Copy the records verbatim, everything from the first line down to the line containing "757, 342, 771]", with both of those lines included.

* START *

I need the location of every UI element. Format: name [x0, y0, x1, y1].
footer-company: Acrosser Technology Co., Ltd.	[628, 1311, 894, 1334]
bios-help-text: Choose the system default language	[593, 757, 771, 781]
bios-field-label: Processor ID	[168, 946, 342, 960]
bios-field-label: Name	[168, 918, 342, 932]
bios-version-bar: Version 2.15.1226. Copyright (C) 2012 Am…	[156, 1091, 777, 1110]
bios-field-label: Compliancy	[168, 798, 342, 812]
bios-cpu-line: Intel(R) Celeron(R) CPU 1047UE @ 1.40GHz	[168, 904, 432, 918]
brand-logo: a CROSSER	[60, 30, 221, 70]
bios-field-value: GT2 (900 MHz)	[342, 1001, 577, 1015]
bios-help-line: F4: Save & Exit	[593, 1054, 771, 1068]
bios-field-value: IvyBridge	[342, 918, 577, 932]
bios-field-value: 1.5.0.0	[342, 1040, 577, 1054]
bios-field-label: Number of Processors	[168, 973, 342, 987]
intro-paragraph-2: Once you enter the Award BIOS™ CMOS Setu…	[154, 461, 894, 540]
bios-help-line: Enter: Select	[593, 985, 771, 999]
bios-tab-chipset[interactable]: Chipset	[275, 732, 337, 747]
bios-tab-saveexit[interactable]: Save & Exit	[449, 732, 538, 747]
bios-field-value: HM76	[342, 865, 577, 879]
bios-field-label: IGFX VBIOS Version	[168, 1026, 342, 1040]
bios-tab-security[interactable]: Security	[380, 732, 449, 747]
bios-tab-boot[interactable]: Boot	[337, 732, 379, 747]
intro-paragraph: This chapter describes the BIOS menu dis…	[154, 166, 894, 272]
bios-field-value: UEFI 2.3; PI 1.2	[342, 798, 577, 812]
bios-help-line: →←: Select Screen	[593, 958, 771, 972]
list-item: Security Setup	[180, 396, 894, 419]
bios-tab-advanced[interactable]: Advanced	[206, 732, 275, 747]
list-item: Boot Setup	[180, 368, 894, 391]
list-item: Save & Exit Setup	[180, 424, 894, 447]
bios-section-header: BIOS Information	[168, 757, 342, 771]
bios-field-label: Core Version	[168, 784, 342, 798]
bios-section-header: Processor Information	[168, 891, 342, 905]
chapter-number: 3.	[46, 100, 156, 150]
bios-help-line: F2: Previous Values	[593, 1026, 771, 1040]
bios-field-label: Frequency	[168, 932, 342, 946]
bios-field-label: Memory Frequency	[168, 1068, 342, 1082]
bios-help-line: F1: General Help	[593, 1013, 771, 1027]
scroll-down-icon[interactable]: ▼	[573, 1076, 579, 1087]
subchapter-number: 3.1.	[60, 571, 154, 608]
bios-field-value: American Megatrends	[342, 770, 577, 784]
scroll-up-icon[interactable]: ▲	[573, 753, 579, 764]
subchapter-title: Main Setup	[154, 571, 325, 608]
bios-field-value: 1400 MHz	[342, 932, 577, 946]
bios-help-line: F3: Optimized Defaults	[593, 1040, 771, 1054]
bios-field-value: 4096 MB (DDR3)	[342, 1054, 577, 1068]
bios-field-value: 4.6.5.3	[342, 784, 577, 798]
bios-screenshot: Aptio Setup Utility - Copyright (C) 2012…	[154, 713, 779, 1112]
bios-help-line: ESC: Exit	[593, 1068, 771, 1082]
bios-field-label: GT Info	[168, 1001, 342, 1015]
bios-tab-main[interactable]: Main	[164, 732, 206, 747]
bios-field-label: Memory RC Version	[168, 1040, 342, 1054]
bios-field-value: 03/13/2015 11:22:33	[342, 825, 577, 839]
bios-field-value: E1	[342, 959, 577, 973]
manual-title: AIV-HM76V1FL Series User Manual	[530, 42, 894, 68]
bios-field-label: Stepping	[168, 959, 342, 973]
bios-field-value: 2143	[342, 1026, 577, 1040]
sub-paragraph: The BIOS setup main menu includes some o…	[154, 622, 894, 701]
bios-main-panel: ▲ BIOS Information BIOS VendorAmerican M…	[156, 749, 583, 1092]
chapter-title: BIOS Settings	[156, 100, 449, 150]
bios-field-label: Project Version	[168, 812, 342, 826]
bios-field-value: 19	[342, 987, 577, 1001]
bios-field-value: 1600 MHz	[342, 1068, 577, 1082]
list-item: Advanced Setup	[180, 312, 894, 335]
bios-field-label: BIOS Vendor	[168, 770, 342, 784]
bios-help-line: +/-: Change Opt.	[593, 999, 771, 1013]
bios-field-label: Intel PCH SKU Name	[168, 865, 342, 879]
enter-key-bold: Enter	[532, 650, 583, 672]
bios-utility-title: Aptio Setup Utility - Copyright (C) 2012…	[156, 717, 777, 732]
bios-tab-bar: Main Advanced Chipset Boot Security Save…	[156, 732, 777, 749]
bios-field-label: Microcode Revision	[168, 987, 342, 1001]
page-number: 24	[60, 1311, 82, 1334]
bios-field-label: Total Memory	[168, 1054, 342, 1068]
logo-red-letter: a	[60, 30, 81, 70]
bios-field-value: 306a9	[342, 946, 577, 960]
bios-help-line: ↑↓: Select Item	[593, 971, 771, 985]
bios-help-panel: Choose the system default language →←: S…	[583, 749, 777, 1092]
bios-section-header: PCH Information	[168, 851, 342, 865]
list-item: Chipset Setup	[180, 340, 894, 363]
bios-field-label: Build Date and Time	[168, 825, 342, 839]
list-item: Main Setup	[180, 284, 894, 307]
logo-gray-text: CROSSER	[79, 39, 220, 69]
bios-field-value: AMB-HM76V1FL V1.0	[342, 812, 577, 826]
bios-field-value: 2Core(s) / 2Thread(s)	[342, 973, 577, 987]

* END *

» **Response**:
I need the location of every UI element. Format: name [x0, y0, x1, y1].
footer-company: Acrosser Technology Co., Ltd.	[628, 1311, 894, 1334]
bios-help-text: Choose the system default language	[593, 757, 771, 781]
bios-field-label: Processor ID	[168, 946, 342, 960]
bios-field-label: Name	[168, 918, 342, 932]
bios-version-bar: Version 2.15.1226. Copyright (C) 2012 Am…	[156, 1091, 777, 1110]
bios-field-label: Compliancy	[168, 798, 342, 812]
bios-cpu-line: Intel(R) Celeron(R) CPU 1047UE @ 1.40GHz	[168, 904, 432, 918]
brand-logo: a CROSSER	[60, 30, 221, 70]
bios-field-value: GT2 (900 MHz)	[342, 1001, 577, 1015]
bios-help-line: F4: Save & Exit	[593, 1054, 771, 1068]
bios-field-value: IvyBridge	[342, 918, 577, 932]
bios-field-value: 1.5.0.0	[342, 1040, 577, 1054]
bios-field-label: Number of Processors	[168, 973, 342, 987]
intro-paragraph-2: Once you enter the Award BIOS™ CMOS Setu…	[154, 461, 894, 540]
bios-help-line: Enter: Select	[593, 985, 771, 999]
bios-tab-chipset[interactable]: Chipset	[275, 732, 337, 747]
bios-tab-saveexit[interactable]: Save & Exit	[449, 732, 538, 747]
bios-field-value: HM76	[342, 865, 577, 879]
bios-field-label: IGFX VBIOS Version	[168, 1026, 342, 1040]
bios-tab-security[interactable]: Security	[380, 732, 449, 747]
bios-tab-boot[interactable]: Boot	[337, 732, 379, 747]
intro-paragraph: This chapter describes the BIOS menu dis…	[154, 166, 894, 272]
bios-field-value: UEFI 2.3; PI 1.2	[342, 798, 577, 812]
bios-help-line: →←: Select Screen	[593, 958, 771, 972]
list-item: Security Setup	[180, 396, 894, 419]
bios-tab-advanced[interactable]: Advanced	[206, 732, 275, 747]
list-item: Boot Setup	[180, 368, 894, 391]
list-item: Save & Exit Setup	[180, 424, 894, 447]
bios-section-header: BIOS Information	[168, 757, 342, 771]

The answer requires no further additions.